***** Page

Then we create the union of all distinct letters in the training dataset and validate dataset and convert the resulting list into an enumerated dictionary.

In [None]:
vocab_list = list(set(vocab_train["vocab"][0]) | set(vocab_dev["vocab"][0]))

In [None]:

vocab_dict = {v: k for k, v in enumerate(sorted(vocab_list))}

`" "` has its own token class, we give it a more visible character `|`. In addition, we also add an "unknown" token so that the model can later deal with characters not encountered in Common Voice's training set. We also add a padding token that corresponds to CTC's "blank token". The "blank token" is a core component of the CTC algorithm. More information can be found here: https://distill.pub/2017/ctc/

In [None]:
vocab_dict["|"] = vocab_dict[" "]
del vocab_dict[" "]

In [None]:
vocab_dict["[UNK]"] = len(vocab_dict)
vocab_dict["[PAD]"] = len(vocab_dict)
len(vocab_dict)

our vocabulary is complete and consists of 27 tokens.

**********
***** Dataset content

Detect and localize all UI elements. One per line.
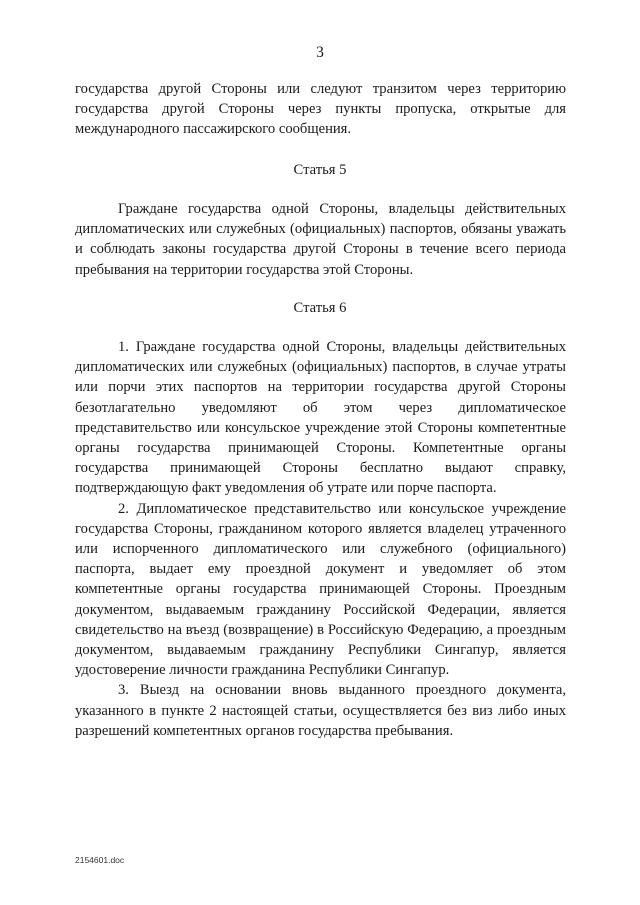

**********

To be done.
#1 Rewrite the paragraph of the vocabulary walkthrough that begins `" " has its own token class` as a short list, keeping its main facts.
#2 Could you carry on the vocabulary walkthrough from where it stops?

Results by task.
#1
- The space character has its own token class and is given the more visible character `|`.
- An "unknown" token is added so the model can later deal with characters not encountered in Common Voice's training set.
- A padding token is added that corresponds to CTC's "blank token", a core component of the CTC algorithm. More information is at https://distill.pub/2017/ctc/.

#2
In [None]:
vocab_dict

{'a': 1,
 'b': 2,
 'c': 3,
 'd': 4,
 'e': 5,
 'f': 6,
 'g': 7,
 'h': 8,
 'i': 9,
 'j': 10,
 'k': 11,
 'l': 12,
 'm': 13,
 'n': 14,
 'o': 15,
 'p': 16,
 'r': 17,
 's': 18,
 't': 19,
 'u': 20,
 'v': 21,
 'w': 22,
 'x': 23,
 'y': 24,
 'z': 25,
 '|': 0,
 '[UNK]': 26,
 '[PAD]': 27}

we can see that all letters of the alphabet occur in the dataset. Also another thing to keep in mind that pre-processing is a very important step before training your model. E.g., we don't want our model to differentiate between `a` and `A` because the difference between between the two does not depend on the "sound" of the letter at all, but more on grammatical rules - *e.g.* use a capitalized letter at the beginning of the sentence. So it is essential to remove the difference between capitalized and non-capitalized letters so that the model has an easier time learning to transcribe speech. 

Now save the vocabulary as a json file.

In [None]:
import json
with open('vocab.json', 'w') as vocab_file:
    json.dump(vocab_dict, vocab_file)

We load the model checkpoint and initialize it.

In [None]:
model_checkpoint = "facebook/wav2vec2-xls-r-300m"

In [None]:
from transformers import AutoConfig
config = AutoConfig.from_pretrained(model_checkpoint)

Downloading:   0%|          | 0.00/1.53k [00:00<?, ?B/s]

In [None]:
tokenizer_type = config.model_type if config.tokenizer_class is None else None
config = config if config.tokenizer_class is not None else None

We use the json file to load the vocabulary into an instance of the `Wav2Vec2CTCTokenizer` class.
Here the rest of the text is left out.